## SOURCE EXCERPT
◆ ◆ ◆ ◆ ◆ ◆ ◆
5.11 Let m be the smallest integer greater than or equal to n/2. R will have the maximum possible number of keys if either (a) every distinct set of m attributes is a key or (b) n is odd and every distinct set of m−1 attributes is a key. Either way, it follows that the maximum number of keys in R is n!/(m!*(n-m)!).[201] Relvars TAX_BRACKET and MARRIAGE—see the answer to Exercise 5.7 above—are examples of relvars with the maximum possible number of keys; so is any relvar of degree zero. (If n = 0, the formula becomes 0!/(0!*0!), and 0! is 1.)

5.12 A superkey is a subset of the heading with the uniqueness property; a key is a superkey with the irreducibility property. All keys are superkeys, but “most” superkeys aren’t keys.

The concept of a subkey can be useful in studying normalization. Here’s a definition: Let X be a subset of the heading of relvar R; then X is a subkey for R if and only if there exists some key K for R such that X is a subset of K. For example, the following are all of the subkeys for relvar SP: {SNO,PNO}, {SNO}, {PNO}, and {} (note that the empty set {} is necessarily a subkey for all possible relvars R). By way of illustration, here’s a definition of third normal form that makes use of the subkey concept: Relvar R is in third normal form, 3NF, if and only if, for every nontrivial functional dependency X ® Y to which R is subject, X is a superkey or Y is a subkey. (A nontrivial functional dependency is one for which the right side isn’t a subset of the left side.)

5.13 Sample data:

EMP

ENO

MNO

E4

E2

E3

E2

E2

E1

E1

E1

I’m using the trick here of pretending that a certain employee (namely, employee E1) acts as his or her own manager, which is one way of avoiding the use of nulls in this kind of situation. Another and probably better way is to separate the reporting structure relationships out into a relvar of their own, excluding from that relvar any employee who has no manager:

image with no caption

Subsidiary exercise: What are the predicates for relvar EM and the two versions of relvar EMP here? Thinking carefully about this question should serve to reinforce the suggestion that the second design is preferable.
◆ ◆ ◆ ◆ ◆ ◆ ◆
Element and coordinate entries

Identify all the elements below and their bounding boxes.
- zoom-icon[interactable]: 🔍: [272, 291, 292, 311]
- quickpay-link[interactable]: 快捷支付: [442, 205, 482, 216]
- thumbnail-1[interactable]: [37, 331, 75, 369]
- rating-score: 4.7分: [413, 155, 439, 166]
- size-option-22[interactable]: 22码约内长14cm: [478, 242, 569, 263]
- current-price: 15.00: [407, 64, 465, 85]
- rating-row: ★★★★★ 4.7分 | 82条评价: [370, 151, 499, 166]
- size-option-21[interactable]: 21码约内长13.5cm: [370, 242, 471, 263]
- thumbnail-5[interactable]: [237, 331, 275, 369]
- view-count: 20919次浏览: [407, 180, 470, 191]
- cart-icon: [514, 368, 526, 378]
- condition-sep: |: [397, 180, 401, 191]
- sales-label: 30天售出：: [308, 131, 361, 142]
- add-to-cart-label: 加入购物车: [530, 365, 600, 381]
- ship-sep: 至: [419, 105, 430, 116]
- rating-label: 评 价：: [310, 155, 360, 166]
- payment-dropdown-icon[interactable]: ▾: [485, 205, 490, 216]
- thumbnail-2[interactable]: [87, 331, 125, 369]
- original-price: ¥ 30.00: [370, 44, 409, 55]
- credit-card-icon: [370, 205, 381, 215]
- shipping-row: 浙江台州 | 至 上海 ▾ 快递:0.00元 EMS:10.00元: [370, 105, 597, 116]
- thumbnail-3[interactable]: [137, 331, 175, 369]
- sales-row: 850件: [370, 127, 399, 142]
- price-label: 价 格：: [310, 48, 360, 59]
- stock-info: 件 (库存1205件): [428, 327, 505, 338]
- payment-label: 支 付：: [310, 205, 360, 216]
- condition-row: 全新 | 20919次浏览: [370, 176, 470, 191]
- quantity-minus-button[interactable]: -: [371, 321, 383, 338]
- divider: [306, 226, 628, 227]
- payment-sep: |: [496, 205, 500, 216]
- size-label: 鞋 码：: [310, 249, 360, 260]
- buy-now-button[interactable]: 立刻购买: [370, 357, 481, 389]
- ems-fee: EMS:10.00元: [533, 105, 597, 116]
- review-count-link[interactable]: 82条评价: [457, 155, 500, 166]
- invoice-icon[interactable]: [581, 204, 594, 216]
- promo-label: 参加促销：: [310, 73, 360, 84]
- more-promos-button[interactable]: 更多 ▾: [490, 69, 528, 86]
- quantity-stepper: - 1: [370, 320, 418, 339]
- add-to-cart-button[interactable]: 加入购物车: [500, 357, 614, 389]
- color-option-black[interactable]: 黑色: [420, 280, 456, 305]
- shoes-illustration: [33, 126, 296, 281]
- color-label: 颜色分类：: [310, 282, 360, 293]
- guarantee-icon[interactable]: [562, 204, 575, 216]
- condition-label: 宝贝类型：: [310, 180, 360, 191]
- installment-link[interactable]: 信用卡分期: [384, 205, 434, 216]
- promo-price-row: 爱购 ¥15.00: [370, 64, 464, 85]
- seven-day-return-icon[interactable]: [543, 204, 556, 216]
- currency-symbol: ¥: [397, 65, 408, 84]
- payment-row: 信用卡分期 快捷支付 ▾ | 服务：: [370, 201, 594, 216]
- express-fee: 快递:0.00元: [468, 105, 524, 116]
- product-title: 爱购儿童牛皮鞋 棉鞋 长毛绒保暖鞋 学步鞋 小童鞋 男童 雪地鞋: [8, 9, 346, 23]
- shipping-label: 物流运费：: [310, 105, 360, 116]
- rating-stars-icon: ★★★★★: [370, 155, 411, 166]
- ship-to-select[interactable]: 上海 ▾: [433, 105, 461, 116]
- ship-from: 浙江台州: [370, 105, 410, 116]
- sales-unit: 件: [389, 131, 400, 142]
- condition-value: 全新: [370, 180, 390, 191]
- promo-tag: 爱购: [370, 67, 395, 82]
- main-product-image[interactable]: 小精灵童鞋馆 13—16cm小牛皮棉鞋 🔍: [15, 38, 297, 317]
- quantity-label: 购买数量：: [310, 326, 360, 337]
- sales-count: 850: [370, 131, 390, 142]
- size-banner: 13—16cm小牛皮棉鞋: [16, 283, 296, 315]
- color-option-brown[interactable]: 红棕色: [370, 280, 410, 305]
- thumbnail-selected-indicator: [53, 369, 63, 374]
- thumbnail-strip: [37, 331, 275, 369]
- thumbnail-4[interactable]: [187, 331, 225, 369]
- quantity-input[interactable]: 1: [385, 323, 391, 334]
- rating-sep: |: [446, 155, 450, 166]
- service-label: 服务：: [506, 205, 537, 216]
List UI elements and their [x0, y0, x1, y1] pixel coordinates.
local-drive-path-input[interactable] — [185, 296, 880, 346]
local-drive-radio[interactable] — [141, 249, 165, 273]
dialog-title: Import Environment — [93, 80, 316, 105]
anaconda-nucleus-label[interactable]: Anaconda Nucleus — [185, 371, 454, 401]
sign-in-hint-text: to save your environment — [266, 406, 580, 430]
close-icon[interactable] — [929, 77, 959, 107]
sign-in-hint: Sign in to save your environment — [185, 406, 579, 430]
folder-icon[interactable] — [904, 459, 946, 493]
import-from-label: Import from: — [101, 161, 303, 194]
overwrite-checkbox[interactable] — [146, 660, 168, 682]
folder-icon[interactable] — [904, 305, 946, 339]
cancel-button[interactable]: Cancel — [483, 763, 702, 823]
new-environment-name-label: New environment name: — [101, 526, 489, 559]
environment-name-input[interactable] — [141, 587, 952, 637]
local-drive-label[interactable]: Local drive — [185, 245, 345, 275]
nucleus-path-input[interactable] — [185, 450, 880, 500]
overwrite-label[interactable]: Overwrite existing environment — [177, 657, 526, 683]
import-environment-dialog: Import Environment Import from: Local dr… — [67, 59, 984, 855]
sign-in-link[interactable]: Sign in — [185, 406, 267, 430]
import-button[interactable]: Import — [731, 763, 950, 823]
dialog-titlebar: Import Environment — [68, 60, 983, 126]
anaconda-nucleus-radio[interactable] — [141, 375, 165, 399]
◆ ◆ ◆ ◆ ◆ ◆ ◆
## WHAT YOU WILL DO
(1) Which lines of the entries contain the string "size"? Select each one and copy it, treating uppercase and lowercase as different.
(2) Can you write the next part of the exercise answers on relvar keys and normalization, starting right after their final sentence?

## THE ANSWERS
(1)
- size-option-22[interactable]: 22码约内长14cm: [478, 242, 569, 263]
- size-option-21[interactable]: 21码约内长13.5cm: [370, 242, 471, 263]
- size-label: 鞋 码：: [310, 249, 360, 260]
- size-banner: 13—16cm小牛皮棉鞋: [16, 283, 296, 315]

(2)
5.14 Because it doesn’t need to, on account of the fact that column correspondences are established in SQL (in this context, at least, though not in all contexts) on the basis of ordinal position rather than name. See the discussion in the body of the chapter.

5.15 Note first that such a situation must represent a one to one relationship, by definition. One obvious case arises if we split some relvar “vertically,” as in the following example (suppliers):

     VAR SNT BASE RELATION
       { SNO CHAR , SNAME CHAR , STATUS INTEGER }
       KEY { SNO }
       FOREIGN KEY { SNO } REFERENCES SC ;

     VAR SC BASE RELATION
       { SNO CHAR , CITY CHAR }
       KEY { SNO }
       FOREIGN KEY { SNO } REFERENCES SNT ;

One implication is that we probably need a mechanism for updating two or more relvars at the same time, and probably a mechanism for defining two or more relvars at the same time as well. See the discussion of multiple assignment in Chapter 8.

5.16 Tutorial D definitions (in accordance with the paper “Toward an Industrial Strength Dialect of Tutorial D”—see Appendix G—I assume here that Tutorial D supports the self-explanatory referential actions CASCADE and NO CASCADE):

     VAR P BASE RELATION { PNO ... , ... } KEY { PNO } ;
     VAR PP BASE RELATION { MAJOR_PNO ... , MINOR_PNO ... , QTY ... }
         KEY { MAJOR_PNO , MINOR_PNO }
         FOREIGN KEY { MAJOR_PNO } REFERENCES P
                 RENAME { PNO AS MAJOR_PNO } ON DELETE CASCADE
         FOREIGN KEY { MINOR_PNO } REFERENCES P
                 RENAME { PNO AS MINOR_PNO } ON DELETE NO CASCADE ;

With these definitions, deleting a part p will cascade to delete parts that are components of p but not parts of which p is a component.

SQL definitions:

     CREATE TABLE P ( PNO ... , ... , UNIQUE ( PNO ) ) ;
     CREATE TABLE PP ( MAJOR_PNO ... , MINOR_PNO ... , QTY ... ,
                       UNIQUE ( MAJOR_PNO , MINOR_PNO ) ,
                       FOREIGN KEY ( MAJOR_PNO ) REFERENCES P ( PNO )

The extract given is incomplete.